= What the task requires =
Reproduce the listing below word for word, with no pictures.
_ _ _ _ _ _ _
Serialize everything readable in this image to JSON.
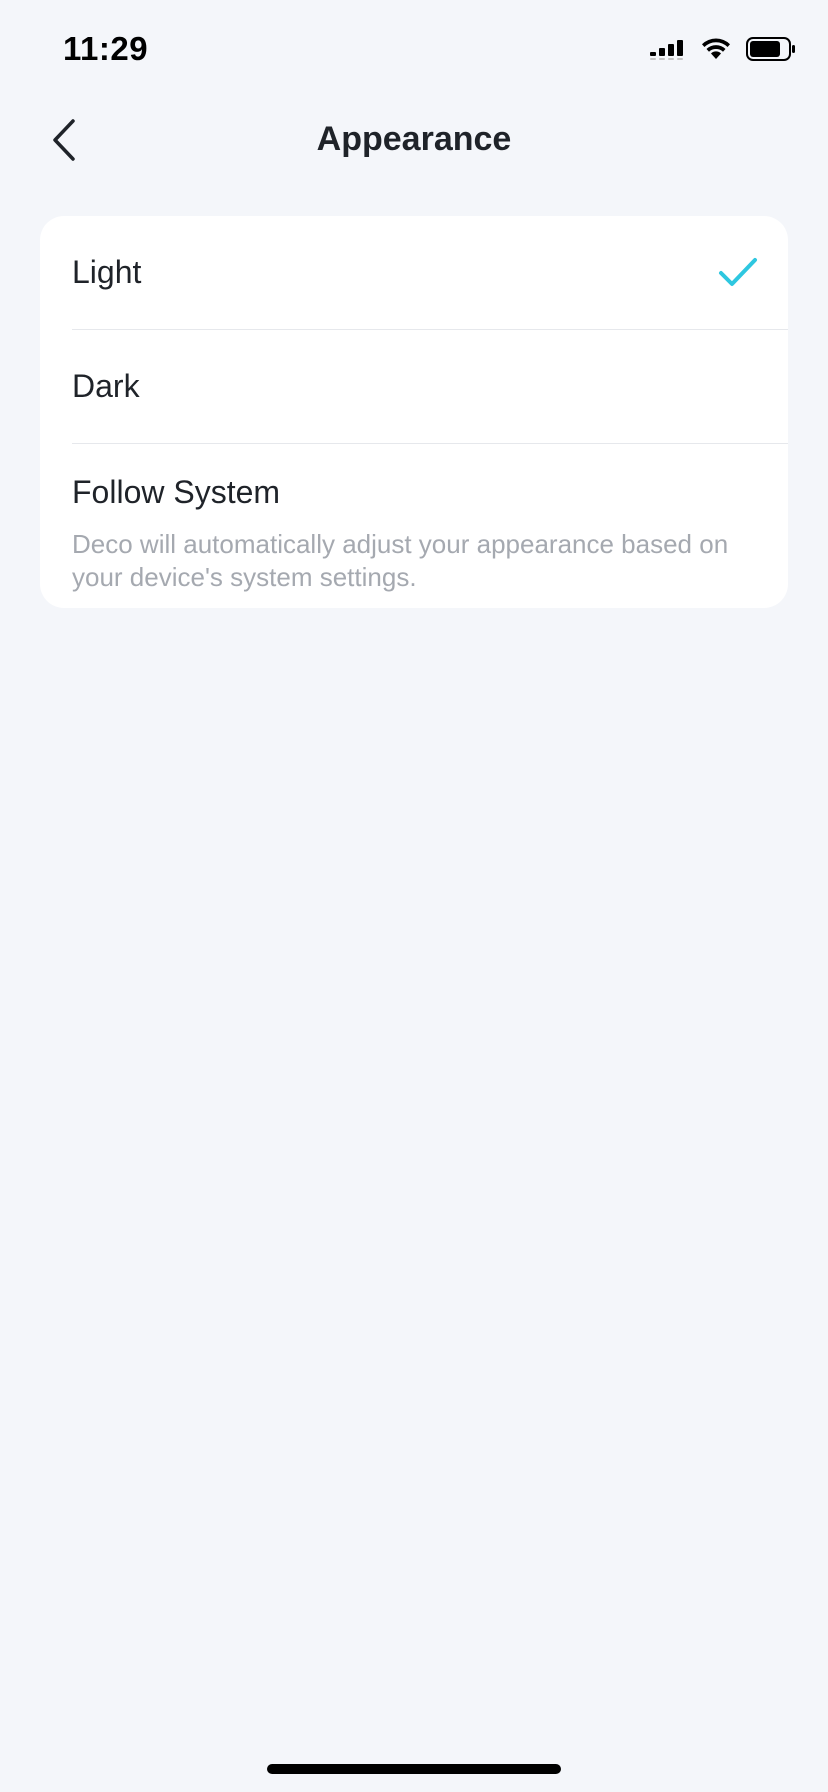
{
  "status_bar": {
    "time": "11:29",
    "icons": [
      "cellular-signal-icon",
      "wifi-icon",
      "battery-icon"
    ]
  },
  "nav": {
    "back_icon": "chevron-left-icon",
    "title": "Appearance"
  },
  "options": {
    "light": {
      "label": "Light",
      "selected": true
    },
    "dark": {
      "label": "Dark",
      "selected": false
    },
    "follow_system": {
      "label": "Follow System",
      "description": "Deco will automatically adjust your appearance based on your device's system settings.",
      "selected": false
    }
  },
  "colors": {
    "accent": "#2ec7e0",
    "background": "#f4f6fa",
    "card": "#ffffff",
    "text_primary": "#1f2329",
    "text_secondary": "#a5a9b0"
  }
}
_ _ _ _ _ _ _
= In response =
Serialize everything readable in this image to JSON.
{
  "status_bar": {
    "time": "11:29",
    "icons": [
      "cellular-signal-icon",
      "wifi-icon",
      "battery-icon"
    ]
  },
  "nav": {
    "back_icon": "chevron-left-icon",
    "title": "Appearance"
  },
  "options": {
    "light": {
      "label": "Light",
      "selected": true
    },
    "dark": {
      "label": "Dark",
      "selected": false
    },
    "follow_system": {
      "label": "Follow System",
      "description": "Deco will automatically adjust your appearance based on your device's system settings.",
      "selected": false
    }
  },
  "colors": {
    "accent": "#2ec7e0",
    "background": "#f4f6fa",
    "card": "#ffffff",
    "text_primary": "#1f2329",
    "text_secondary": "#a5a9b0"
  }
}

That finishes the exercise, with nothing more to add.